## Short task
Of all the lines in this data, how many include "JSON"? Respond with the number only.

## Supplied material
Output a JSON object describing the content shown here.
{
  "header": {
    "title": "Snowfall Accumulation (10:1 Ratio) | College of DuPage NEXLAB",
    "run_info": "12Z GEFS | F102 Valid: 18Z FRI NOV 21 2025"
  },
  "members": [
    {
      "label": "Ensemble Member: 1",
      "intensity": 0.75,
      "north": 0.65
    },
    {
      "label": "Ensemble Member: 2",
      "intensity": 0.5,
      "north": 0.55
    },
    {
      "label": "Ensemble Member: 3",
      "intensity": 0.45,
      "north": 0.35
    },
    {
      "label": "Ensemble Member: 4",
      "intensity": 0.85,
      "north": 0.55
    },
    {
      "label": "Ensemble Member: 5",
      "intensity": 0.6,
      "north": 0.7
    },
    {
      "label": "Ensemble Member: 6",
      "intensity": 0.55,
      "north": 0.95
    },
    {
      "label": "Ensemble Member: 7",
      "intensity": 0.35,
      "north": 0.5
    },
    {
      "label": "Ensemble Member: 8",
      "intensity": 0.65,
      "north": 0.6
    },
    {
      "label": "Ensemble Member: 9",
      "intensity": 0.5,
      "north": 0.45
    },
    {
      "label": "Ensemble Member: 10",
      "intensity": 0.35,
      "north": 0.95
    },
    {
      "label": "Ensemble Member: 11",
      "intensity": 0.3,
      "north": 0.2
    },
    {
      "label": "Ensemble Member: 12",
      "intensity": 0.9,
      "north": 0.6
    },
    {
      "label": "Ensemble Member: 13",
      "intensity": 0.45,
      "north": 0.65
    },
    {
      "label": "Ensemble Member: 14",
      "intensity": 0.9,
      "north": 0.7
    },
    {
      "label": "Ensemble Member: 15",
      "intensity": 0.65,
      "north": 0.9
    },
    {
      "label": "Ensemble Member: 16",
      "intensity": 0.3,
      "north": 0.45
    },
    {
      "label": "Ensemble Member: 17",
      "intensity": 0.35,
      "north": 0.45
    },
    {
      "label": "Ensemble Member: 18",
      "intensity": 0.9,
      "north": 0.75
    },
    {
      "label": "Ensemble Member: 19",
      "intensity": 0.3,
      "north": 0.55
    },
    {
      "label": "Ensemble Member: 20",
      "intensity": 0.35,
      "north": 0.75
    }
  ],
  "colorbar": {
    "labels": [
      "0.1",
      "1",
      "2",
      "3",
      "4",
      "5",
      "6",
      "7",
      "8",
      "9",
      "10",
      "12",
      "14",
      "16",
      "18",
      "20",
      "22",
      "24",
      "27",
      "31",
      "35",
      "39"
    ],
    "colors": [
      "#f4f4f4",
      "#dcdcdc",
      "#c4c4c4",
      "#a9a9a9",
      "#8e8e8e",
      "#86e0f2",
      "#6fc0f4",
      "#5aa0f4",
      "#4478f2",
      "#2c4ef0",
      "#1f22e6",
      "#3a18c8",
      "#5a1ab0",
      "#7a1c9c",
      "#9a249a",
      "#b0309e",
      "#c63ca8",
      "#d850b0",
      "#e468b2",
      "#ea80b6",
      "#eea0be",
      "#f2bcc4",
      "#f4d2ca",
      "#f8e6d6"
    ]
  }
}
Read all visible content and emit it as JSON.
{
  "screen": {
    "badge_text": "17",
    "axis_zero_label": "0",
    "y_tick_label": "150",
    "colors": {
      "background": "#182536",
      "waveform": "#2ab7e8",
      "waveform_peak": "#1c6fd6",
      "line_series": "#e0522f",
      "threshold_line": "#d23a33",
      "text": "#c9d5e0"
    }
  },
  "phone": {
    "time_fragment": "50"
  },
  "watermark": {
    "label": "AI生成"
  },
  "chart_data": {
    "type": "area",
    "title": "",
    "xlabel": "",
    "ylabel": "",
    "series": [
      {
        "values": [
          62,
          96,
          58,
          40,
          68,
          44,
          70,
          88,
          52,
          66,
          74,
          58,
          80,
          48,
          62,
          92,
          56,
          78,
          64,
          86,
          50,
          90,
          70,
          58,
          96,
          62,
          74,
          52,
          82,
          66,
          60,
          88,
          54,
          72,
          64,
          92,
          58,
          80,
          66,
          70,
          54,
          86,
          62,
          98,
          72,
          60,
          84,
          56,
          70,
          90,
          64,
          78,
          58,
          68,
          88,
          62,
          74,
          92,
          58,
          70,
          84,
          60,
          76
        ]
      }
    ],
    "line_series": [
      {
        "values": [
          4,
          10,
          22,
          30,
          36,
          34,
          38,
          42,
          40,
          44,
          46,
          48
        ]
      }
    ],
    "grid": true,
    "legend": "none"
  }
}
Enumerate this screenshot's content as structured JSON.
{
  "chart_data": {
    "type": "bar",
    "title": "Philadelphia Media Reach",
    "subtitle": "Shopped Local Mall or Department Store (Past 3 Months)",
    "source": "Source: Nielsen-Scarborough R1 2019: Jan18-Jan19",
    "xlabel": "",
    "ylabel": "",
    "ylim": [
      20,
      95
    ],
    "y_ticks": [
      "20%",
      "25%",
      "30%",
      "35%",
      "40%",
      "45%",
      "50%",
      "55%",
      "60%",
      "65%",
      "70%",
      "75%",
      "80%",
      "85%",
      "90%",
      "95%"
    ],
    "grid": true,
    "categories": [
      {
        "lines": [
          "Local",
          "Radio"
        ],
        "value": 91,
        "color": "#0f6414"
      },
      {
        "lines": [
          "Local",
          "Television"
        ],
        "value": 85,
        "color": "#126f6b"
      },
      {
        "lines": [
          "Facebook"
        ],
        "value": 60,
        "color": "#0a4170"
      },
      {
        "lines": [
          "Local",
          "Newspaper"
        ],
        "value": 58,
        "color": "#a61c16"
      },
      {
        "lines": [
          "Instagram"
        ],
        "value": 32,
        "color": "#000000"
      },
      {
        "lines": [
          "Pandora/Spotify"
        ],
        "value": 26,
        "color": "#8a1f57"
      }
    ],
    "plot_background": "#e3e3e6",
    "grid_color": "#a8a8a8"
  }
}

## Exercise response
3